__EXERCISE__: Write the material out again in full, word for word. Do not include the pictures.

__RECORDS SHOWN__:
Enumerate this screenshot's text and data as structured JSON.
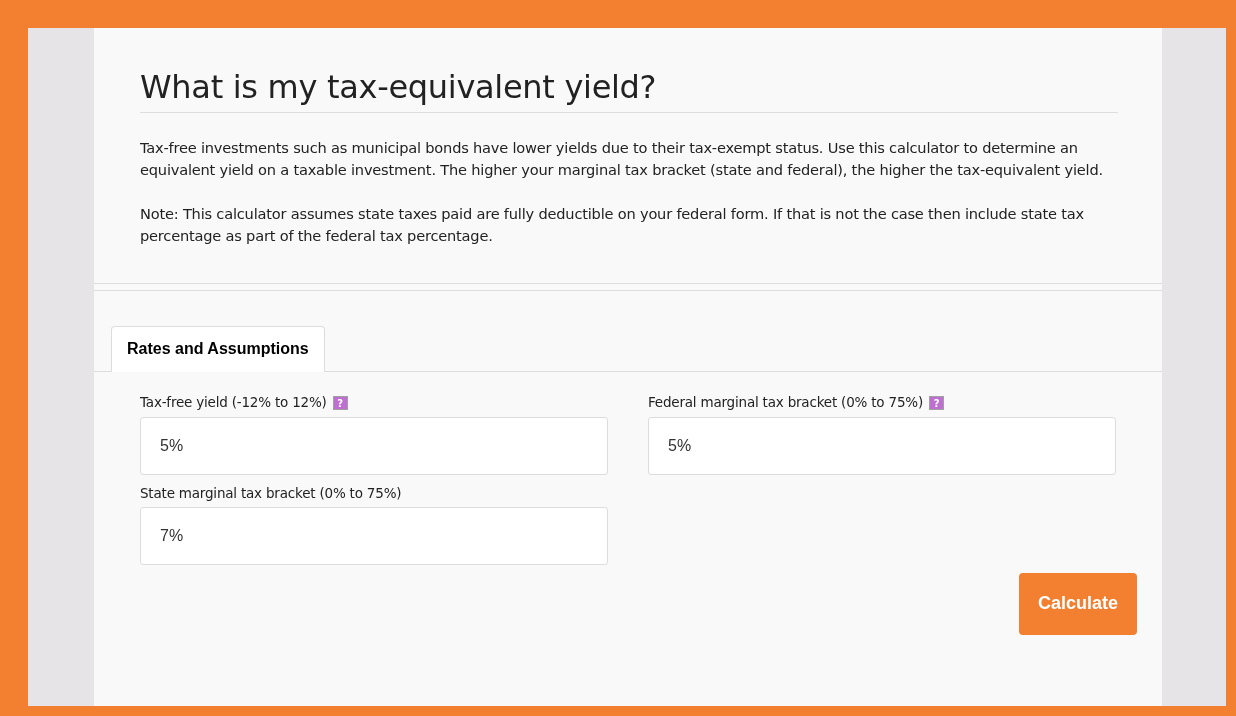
{
  "title": "What is my tax-equivalent yield?",
  "paragraphs": [
    "Tax-free investments such as municipal bonds have lower yields due to their tax-exempt status. Use this calculator to determine an equivalent yield on a taxable investment. The higher your marginal tax bracket (state and federal), the higher the tax-equivalent yield.",
    "Note: This calculator assumes state taxes paid are fully deductible on your federal form. If that is not the case then include state tax percentage as part of the federal tax percentage."
  ],
  "tabs": [
    {
      "label": "Rates and Assumptions",
      "selected": true
    }
  ],
  "fields": [
    {
      "label": "Tax-free yield (-12% to 12%)",
      "help": "?",
      "value": "5%"
    },
    {
      "label": "Federal marginal tax bracket (0% to 75%)",
      "help": "?",
      "value": "5%"
    },
    {
      "label": "State marginal tax bracket (0% to 75%)",
      "value": "7%"
    }
  ],
  "button": "Calculate"
}
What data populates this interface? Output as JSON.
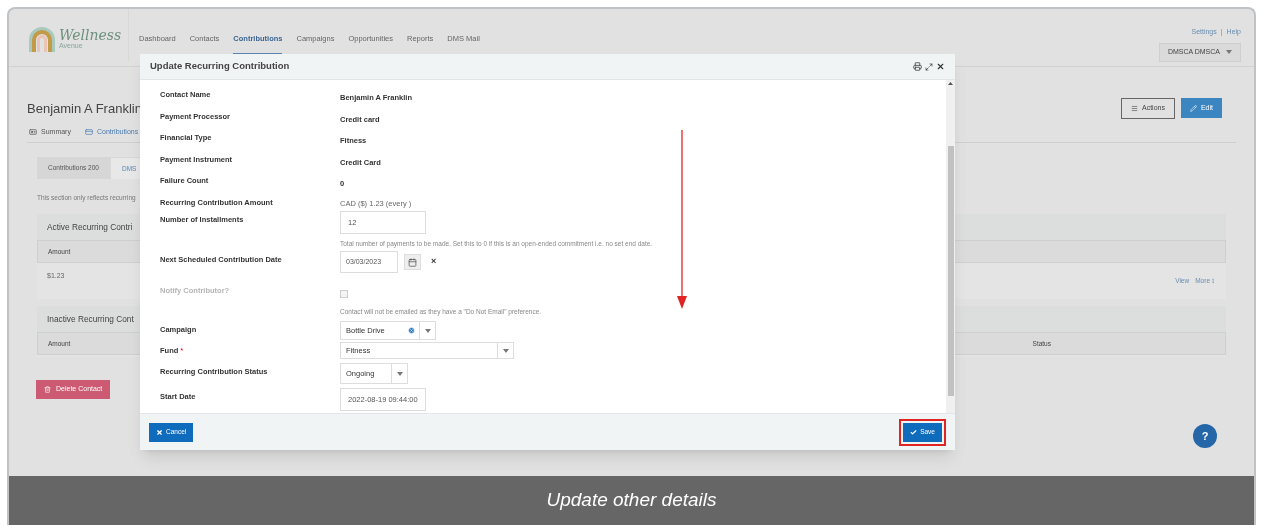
{
  "header": {
    "logo": {
      "name": "Wellness",
      "tagline": "Avenue"
    },
    "nav": [
      {
        "label": "Dashboard",
        "selected": false
      },
      {
        "label": "Contacts",
        "selected": false
      },
      {
        "label": "Contributions",
        "selected": true
      },
      {
        "label": "Campaigns",
        "selected": false
      },
      {
        "label": "Opportunities",
        "selected": false
      },
      {
        "label": "Reports",
        "selected": false
      },
      {
        "label": "DMS Mail",
        "selected": false
      }
    ],
    "top_links": [
      "Settings",
      "Help"
    ],
    "link_separator": "|",
    "user_menu": "DMSCA DMSCA"
  },
  "contact": {
    "name": "Benjamin A Franklin",
    "actions": [
      {
        "label": "Actions",
        "kind": "outline"
      },
      {
        "label": "Edit",
        "kind": "primary"
      }
    ],
    "tabs": [
      {
        "label": "Summary",
        "kind": "summary",
        "selected": false
      },
      {
        "label": "Contributions",
        "kind": "contributions",
        "selected": true
      }
    ],
    "subtabs": [
      {
        "label": "Contributions 200",
        "selected": false
      },
      {
        "label": "DMS",
        "selected": true
      }
    ],
    "note": "This section only reflects recurring",
    "active_panel": {
      "title": "Active Recurring Contri",
      "columns": [
        "Amount"
      ],
      "rows": [
        {
          "amount": "$1.23",
          "links": [
            "View",
            "More"
          ]
        }
      ]
    },
    "inactive_panel": {
      "title": "Inactive Recurring Cont",
      "columns": [
        "Amount",
        "Status"
      ]
    },
    "delete_button": "Delete Contact",
    "help_button": "?"
  },
  "modal": {
    "title": "Update Recurring Contribution",
    "fields": [
      {
        "kind": "text",
        "label": "Contact Name",
        "value": "Benjamin A Franklin"
      },
      {
        "kind": "text",
        "label": "Payment Processor",
        "value": "Credit card"
      },
      {
        "kind": "text",
        "label": "Financial Type",
        "value": "Fitness"
      },
      {
        "kind": "text",
        "label": "Payment Instrument",
        "value": "Credit Card"
      },
      {
        "kind": "text",
        "label": "Failure Count",
        "value": "0"
      },
      {
        "kind": "amount",
        "label": "Recurring Contribution Amount",
        "value": "CAD ($) 1.23 (every )"
      },
      {
        "kind": "input",
        "label": "Number of Installments",
        "value": "12",
        "hint": "Total number of payments to be made. Set this to 0 if this is an open-ended commitment i.e. no set end date."
      },
      {
        "kind": "date",
        "label": "Next Scheduled Contribution Date",
        "value": "03/03/2023",
        "clear": "×"
      },
      {
        "kind": "checkbox",
        "label": "Notify Contributor?",
        "disabled": true,
        "checked": false,
        "hint": "Contact will not be emailed as they have a \"Do Not Email\" preference."
      },
      {
        "kind": "combobox",
        "label": "Campaign",
        "value": "Bottle Drive"
      },
      {
        "kind": "select",
        "label": "Fund",
        "value": "Fitness",
        "required_mark": "*"
      },
      {
        "kind": "dropdown",
        "label": "Recurring Contribution Status",
        "value": "Ongoing"
      },
      {
        "kind": "input",
        "label": "Start Date",
        "value": "2022-08-19 09:44:00"
      }
    ],
    "buttons": [
      {
        "label": "Cancel",
        "kind": "cancel"
      },
      {
        "label": "Save",
        "kind": "save",
        "highlighted": true
      }
    ]
  },
  "caption": "Update other details"
}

__TASK RESPONSE__:
Enumerate this screenshot's text and data as structured JSON.
{
  "title": "What is my tax-equivalent yield?",
  "paragraphs": [
    "Tax-free investments such as municipal bonds have lower yields due to their tax-exempt status. Use this calculator to determine an equivalent yield on a taxable investment. The higher your marginal tax bracket (state and federal), the higher the tax-equivalent yield.",
    "Note: This calculator assumes state taxes paid are fully deductible on your federal form. If that is not the case then include state tax percentage as part of the federal tax percentage."
  ],
  "tabs": [
    {
      "label": "Rates and Assumptions",
      "selected": true
    }
  ],
  "fields": [
    {
      "label": "Tax-free yield (-12% to 12%)",
      "help": "?",
      "value": "5%"
    },
    {
      "label": "Federal marginal tax bracket (0% to 75%)",
      "help": "?",
      "value": "5%"
    },
    {
      "label": "State marginal tax bracket (0% to 75%)",
      "value": "7%"
    }
  ],
  "button": "Calculate"
}
What data populates this interface? Output as JSON.
{
  "header": {
    "logo": {
      "name": "Wellness",
      "tagline": "Avenue"
    },
    "nav": [
      {
        "label": "Dashboard",
        "selected": false
      },
      {
        "label": "Contacts",
        "selected": false
      },
      {
        "label": "Contributions",
        "selected": true
      },
      {
        "label": "Campaigns",
        "selected": false
      },
      {
        "label": "Opportunities",
        "selected": false
      },
      {
        "label": "Reports",
        "selected": false
      },
      {
        "label": "DMS Mail",
        "selected": false
      }
    ],
    "top_links": [
      "Settings",
      "Help"
    ],
    "link_separator": "|",
    "user_menu": "DMSCA DMSCA"
  },
  "contact": {
    "name": "Benjamin A Franklin",
    "actions": [
      {
        "label": "Actions",
        "kind": "outline"
      },
      {
        "label": "Edit",
        "kind": "primary"
      }
    ],
    "tabs": [
      {
        "label": "Summary",
        "kind": "summary",
        "selected": false
      },
      {
        "label": "Contributions",
        "kind": "contributions",
        "selected": true
      }
    ],
    "subtabs": [
      {
        "label": "Contributions 200",
        "selected": false
      },
      {
        "label": "DMS",
        "selected": true
      }
    ],
    "note": "This section only reflects recurring",
    "active_panel": {
      "title": "Active Recurring Contri",
      "columns": [
        "Amount"
      ],
      "rows": [
        {
          "amount": "$1.23",
          "links": [
            "View",
            "More"
          ]
        }
      ]
    },
    "inactive_panel": {
      "title": "Inactive Recurring Cont",
      "columns": [
        "Amount",
        "Status"
      ]
    },
    "delete_button": "Delete Contact",
    "help_button": "?"
  },
  "modal": {
    "title": "Update Recurring Contribution",
    "fields": [
      {
        "kind": "text",
        "label": "Contact Name",
        "value": "Benjamin A Franklin"
      },
      {
        "kind": "text",
        "label": "Payment Processor",
        "value": "Credit card"
      },
      {
        "kind": "text",
        "label": "Financial Type",
        "value": "Fitness"
      },
      {
        "kind": "text",
        "label": "Payment Instrument",
        "value": "Credit Card"
      },
      {
        "kind": "text",
        "label": "Failure Count",
        "value": "0"
      },
      {
        "kind": "amount",
        "label": "Recurring Contribution Amount",
        "value": "CAD ($) 1.23 (every )"
      },
      {
        "kind": "input",
        "label": "Number of Installments",
        "value": "12",
        "hint": "Total number of payments to be made. Set this to 0 if this is an open-ended commitment i.e. no set end date."
      },
      {
        "kind": "date",
        "label": "Next Scheduled Contribution Date",
        "value": "03/03/2023",
        "clear": "×"
      },
      {
        "kind": "checkbox",
        "label": "Notify Contributor?",
        "disabled": true,
        "checked": false,
        "hint": "Contact will not be emailed as they have a \"Do Not Email\" preference."
      },
      {
        "kind": "combobox",
        "label": "Campaign",
        "value": "Bottle Drive"
      },
      {
        "kind": "select",
        "label": "Fund",
        "value": "Fitness",
        "required_mark": "*"
      },
      {
        "kind": "dropdown",
        "label": "Recurring Contribution Status",
        "value": "Ongoing"
      },
      {
        "kind": "input",
        "label": "Start Date",
        "value": "2022-08-19 09:44:00"
      }
    ],
    "buttons": [
      {
        "label": "Cancel",
        "kind": "cancel"
      },
      {
        "label": "Save",
        "kind": "save",
        "highlighted": true
      }
    ]
  },
  "caption": "Update other details"
}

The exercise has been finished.